# [WHAT YOU ARE ASKED TO DO]
Keep only the lines where "Navigation" appears.
───── DATASET CONTENT
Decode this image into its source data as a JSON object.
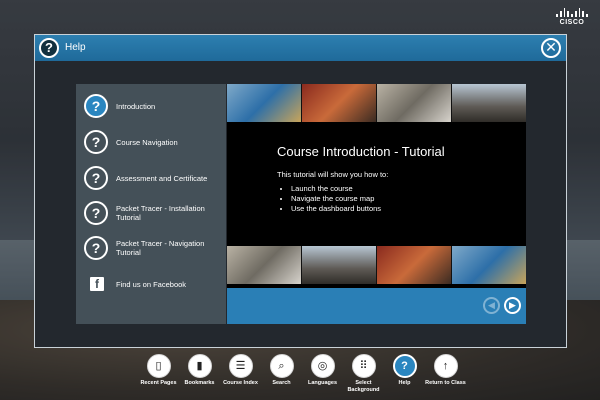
{
  "help_window": {
    "title": "Help",
    "menu": [
      {
        "label": "Introduction",
        "icon": "question-icon",
        "active": true
      },
      {
        "label": "Course Navigation",
        "icon": "question-icon"
      },
      {
        "label": "Assessment and Certificate",
        "icon": "question-icon"
      },
      {
        "label": "Packet Tracer - Installation Tutorial",
        "icon": "question-icon"
      },
      {
        "label": "Packet Tracer - Navigation Tutorial",
        "icon": "question-icon"
      },
      {
        "label": "Find us on Facebook",
        "icon": "facebook-icon"
      }
    ],
    "content": {
      "title": "Course Introduction - Tutorial",
      "intro": "This tutorial will show you how to:",
      "bullets": [
        "Launch the course",
        "Navigate the course map",
        "Use the dashboard buttons"
      ]
    }
  },
  "brand": {
    "name": "CISCO"
  },
  "toolbar": [
    {
      "label": "Recent Pages",
      "icon": "recent-pages-icon"
    },
    {
      "label": "Bookmarks",
      "icon": "bookmark-icon"
    },
    {
      "label": "Course Index",
      "icon": "list-icon"
    },
    {
      "label": "Search",
      "icon": "search-icon"
    },
    {
      "label": "Languages",
      "icon": "globe-icon"
    },
    {
      "label": "Select Background",
      "icon": "grid-icon"
    },
    {
      "label": "Help",
      "icon": "help-icon",
      "active": true
    },
    {
      "label": "Return to Class",
      "icon": "up-arrow-icon"
    }
  ],
  "colors": {
    "accent": "#2a86c0",
    "menu_bg": "#445058",
    "header": "#1f6a9a"
  }
}
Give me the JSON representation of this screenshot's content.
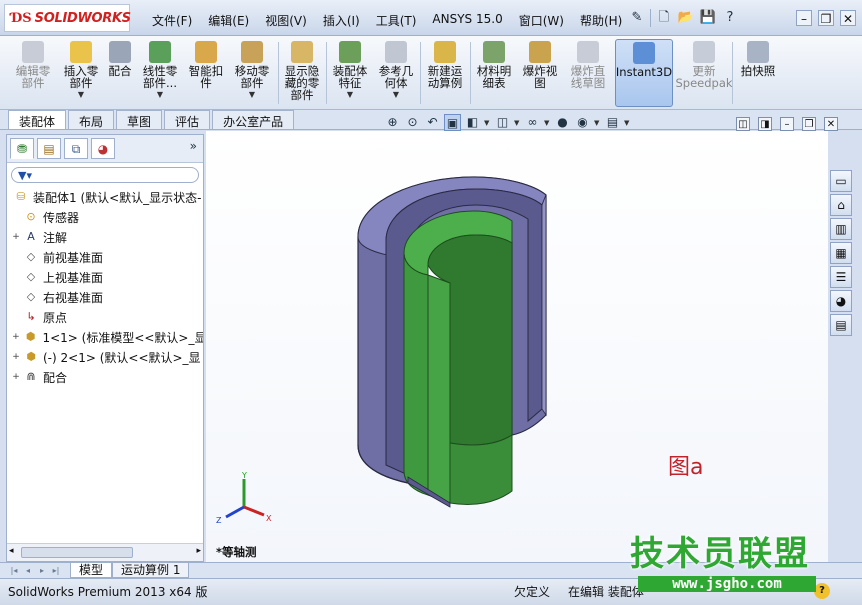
{
  "app": {
    "logo_text": "SOLIDWORKS",
    "logo_ds": "ƊS"
  },
  "menu": [
    "文件(F)",
    "编辑(E)",
    "视图(V)",
    "插入(I)",
    "工具(T)",
    "ANSYS 15.0",
    "窗口(W)",
    "帮助(H)"
  ],
  "ribbon": {
    "edit_part": "编辑零\n部件",
    "insert_part": "插入零\n部件",
    "mate": "配合",
    "linear_pattern": "线性零\n部件...",
    "smart_fasteners": "智能扣\n件",
    "move_component": "移动零\n部件",
    "show_hidden": "显示隐\n藏的零\n部件",
    "assembly_features": "装配体\n特征",
    "reference_geometry": "参考几\n何体",
    "new_motion_study": "新建运\n动算例",
    "bom": "材料明\n细表",
    "exploded_view": "爆炸视\n图",
    "explode_line": "爆炸直\n线草图",
    "instant3d": "Instant3D",
    "update_speedpak": "更新\nSpeedpak",
    "snapshot": "拍快照"
  },
  "tabs": [
    {
      "label": "装配体",
      "active": true
    },
    {
      "label": "布局",
      "active": false
    },
    {
      "label": "草图",
      "active": false
    },
    {
      "label": "评估",
      "active": false
    },
    {
      "label": "办公室产品",
      "active": false
    }
  ],
  "tree": {
    "expand_label": "»",
    "root": "装配体1  (默认<默认_显示状态-",
    "items": [
      {
        "label": "传感器",
        "icon": "sensor-icon",
        "exp": ""
      },
      {
        "label": "注解",
        "icon": "annotation-icon",
        "exp": "+"
      },
      {
        "label": "前视基准面",
        "icon": "plane-icon",
        "exp": ""
      },
      {
        "label": "上视基准面",
        "icon": "plane-icon",
        "exp": ""
      },
      {
        "label": "右视基准面",
        "icon": "plane-icon",
        "exp": ""
      },
      {
        "label": "原点",
        "icon": "origin-icon",
        "exp": ""
      },
      {
        "label": "1<1> (标准模型<<默认>_显",
        "icon": "part-icon",
        "exp": "+"
      },
      {
        "label": "(-) 2<1> (默认<<默认>_显",
        "icon": "part-icon",
        "exp": "+"
      },
      {
        "label": "配合",
        "icon": "mates-icon",
        "exp": "+"
      }
    ]
  },
  "viewport": {
    "figure_label": "图a",
    "view_name": "*等轴测",
    "triad": {
      "x": "X",
      "y": "Y",
      "z": "Z"
    },
    "colors": {
      "outer_side": "#6f6fa6",
      "outer_top": "#8585bf",
      "inner_side": "#3f9a3f",
      "inner_top": "#4caf4c",
      "inner_dark": "#2f7a2f"
    }
  },
  "bottom_tabs": [
    {
      "label": "模型",
      "active": true
    },
    {
      "label": "运动算例 1",
      "active": false
    }
  ],
  "status": {
    "product": "SolidWorks Premium 2013 x64 版",
    "definition": "欠定义",
    "editing": "在编辑 装配体"
  },
  "watermark": {
    "brand": "技术员联盟",
    "url": "www.jsgho.com"
  }
}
──────────
# [SOLUTION FOR THIS PROBLEM]
        "label": "Course Navigation",
        "label": "Packet Tracer - Navigation Tutorial",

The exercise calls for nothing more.